> [Directions]: Go through the listing below and gather every line with the word "bsky".

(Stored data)

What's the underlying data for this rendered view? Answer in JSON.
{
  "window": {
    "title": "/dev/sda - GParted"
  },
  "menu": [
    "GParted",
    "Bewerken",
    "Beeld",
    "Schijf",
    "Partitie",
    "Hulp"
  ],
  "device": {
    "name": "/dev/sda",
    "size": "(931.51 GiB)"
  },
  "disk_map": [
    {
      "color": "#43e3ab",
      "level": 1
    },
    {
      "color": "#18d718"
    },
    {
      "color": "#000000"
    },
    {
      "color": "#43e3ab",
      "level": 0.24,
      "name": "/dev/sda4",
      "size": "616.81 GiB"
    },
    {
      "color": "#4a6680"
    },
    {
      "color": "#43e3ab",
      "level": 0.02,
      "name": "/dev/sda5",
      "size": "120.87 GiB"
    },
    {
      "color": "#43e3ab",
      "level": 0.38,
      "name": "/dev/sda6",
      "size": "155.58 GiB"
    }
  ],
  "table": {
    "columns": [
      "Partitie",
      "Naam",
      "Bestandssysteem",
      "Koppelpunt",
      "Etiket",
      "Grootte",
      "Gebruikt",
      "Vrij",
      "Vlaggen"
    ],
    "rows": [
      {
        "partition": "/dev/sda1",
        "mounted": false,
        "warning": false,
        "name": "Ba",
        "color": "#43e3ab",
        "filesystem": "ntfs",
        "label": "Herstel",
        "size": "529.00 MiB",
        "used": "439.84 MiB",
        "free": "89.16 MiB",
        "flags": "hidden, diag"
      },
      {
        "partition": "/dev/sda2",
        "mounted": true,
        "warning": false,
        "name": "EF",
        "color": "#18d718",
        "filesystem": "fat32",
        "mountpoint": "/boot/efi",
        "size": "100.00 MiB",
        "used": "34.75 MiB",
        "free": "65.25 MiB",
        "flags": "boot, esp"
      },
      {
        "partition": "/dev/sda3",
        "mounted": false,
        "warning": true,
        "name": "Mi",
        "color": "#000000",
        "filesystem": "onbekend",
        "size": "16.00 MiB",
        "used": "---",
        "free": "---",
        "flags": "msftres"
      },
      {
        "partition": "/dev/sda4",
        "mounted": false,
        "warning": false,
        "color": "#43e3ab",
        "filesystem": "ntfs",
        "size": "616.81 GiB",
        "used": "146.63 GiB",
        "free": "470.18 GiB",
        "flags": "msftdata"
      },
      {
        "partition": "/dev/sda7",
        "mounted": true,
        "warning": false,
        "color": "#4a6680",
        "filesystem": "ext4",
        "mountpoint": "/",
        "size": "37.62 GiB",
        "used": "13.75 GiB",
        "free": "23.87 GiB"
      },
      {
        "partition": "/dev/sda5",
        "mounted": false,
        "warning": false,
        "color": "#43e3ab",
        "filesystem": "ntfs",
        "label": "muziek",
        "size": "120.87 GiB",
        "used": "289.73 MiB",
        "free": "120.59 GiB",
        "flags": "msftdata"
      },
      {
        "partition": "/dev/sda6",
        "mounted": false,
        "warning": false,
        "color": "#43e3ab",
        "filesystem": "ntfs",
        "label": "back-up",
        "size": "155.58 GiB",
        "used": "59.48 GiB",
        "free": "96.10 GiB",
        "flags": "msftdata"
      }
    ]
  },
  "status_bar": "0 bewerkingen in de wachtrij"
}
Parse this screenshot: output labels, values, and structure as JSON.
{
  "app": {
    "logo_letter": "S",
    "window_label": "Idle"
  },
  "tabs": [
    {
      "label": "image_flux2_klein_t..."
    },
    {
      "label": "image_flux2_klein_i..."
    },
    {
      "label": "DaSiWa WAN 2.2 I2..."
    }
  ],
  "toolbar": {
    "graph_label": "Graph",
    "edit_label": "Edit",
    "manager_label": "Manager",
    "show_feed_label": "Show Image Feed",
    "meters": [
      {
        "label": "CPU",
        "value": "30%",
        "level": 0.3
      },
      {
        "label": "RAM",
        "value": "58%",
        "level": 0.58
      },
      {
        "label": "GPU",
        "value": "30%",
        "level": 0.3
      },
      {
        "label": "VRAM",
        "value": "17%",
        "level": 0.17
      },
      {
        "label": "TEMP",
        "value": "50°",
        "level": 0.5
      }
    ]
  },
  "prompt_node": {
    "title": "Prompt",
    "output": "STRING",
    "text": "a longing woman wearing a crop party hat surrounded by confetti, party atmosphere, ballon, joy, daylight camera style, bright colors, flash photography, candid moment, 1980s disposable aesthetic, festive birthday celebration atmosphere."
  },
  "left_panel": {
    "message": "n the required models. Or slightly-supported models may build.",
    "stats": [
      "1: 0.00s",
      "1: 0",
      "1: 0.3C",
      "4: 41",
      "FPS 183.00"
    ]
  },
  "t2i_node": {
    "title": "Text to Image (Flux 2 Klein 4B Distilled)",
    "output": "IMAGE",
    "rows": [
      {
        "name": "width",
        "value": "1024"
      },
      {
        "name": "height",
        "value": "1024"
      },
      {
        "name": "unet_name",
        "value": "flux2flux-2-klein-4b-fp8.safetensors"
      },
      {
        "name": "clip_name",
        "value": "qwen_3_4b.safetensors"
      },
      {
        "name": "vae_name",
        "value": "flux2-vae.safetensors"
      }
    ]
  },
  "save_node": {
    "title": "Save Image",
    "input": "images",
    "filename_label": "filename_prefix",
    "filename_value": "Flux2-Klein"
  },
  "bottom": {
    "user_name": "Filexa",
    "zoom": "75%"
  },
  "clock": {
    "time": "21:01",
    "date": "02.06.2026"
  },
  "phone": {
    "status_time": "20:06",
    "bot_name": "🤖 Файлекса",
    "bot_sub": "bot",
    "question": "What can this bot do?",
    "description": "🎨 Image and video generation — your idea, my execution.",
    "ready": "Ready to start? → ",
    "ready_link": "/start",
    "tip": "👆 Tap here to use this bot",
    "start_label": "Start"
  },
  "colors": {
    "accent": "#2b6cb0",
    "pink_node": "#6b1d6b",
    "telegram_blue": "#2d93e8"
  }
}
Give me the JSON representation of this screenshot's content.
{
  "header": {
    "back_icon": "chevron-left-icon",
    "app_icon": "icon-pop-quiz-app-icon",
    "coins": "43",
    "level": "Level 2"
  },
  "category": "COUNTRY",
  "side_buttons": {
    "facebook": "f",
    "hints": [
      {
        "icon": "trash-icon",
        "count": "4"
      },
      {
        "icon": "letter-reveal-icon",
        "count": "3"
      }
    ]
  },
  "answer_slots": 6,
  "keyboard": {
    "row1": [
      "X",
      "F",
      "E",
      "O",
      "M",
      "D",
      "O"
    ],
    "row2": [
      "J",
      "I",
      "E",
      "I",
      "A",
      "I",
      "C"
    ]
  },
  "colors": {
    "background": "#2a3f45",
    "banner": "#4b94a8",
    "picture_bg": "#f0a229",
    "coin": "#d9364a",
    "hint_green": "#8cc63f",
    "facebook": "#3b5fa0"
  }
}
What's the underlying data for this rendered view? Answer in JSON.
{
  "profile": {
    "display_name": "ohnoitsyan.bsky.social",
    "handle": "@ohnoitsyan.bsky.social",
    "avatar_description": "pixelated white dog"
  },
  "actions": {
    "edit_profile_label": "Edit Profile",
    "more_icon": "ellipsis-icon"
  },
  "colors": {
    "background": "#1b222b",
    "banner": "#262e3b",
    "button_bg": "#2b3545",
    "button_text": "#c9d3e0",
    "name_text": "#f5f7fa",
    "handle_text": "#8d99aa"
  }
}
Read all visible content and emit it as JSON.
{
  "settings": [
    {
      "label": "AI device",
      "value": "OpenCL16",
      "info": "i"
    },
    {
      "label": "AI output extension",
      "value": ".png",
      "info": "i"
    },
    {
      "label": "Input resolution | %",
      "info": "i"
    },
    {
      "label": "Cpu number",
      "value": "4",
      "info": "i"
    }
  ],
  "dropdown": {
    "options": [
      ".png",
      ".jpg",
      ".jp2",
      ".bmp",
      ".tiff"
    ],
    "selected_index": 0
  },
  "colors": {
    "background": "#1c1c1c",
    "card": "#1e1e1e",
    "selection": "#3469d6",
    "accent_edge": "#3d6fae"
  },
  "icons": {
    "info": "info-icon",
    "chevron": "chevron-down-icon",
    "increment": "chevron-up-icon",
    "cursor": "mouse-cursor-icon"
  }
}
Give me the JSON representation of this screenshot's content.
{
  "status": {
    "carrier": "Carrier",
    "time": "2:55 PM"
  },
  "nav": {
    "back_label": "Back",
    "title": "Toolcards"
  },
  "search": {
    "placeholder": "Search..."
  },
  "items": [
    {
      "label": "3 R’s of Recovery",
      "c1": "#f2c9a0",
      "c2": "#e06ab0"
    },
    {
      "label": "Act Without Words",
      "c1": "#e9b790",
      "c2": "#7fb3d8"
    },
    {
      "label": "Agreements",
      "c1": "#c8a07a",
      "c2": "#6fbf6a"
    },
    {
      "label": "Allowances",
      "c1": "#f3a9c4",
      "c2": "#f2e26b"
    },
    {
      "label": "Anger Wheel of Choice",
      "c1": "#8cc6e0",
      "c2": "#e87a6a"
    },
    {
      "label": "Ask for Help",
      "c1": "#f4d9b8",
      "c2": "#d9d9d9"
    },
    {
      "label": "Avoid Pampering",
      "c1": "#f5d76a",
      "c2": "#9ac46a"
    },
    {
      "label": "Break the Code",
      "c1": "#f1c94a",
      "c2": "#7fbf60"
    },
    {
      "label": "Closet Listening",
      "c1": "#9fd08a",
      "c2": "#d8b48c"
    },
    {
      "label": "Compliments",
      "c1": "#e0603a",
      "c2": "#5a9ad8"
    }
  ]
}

> [Correct response]:
    "display_name": "ohnoitsyan.bsky.social",
    "handle": "@ohnoitsyan.bsky.social",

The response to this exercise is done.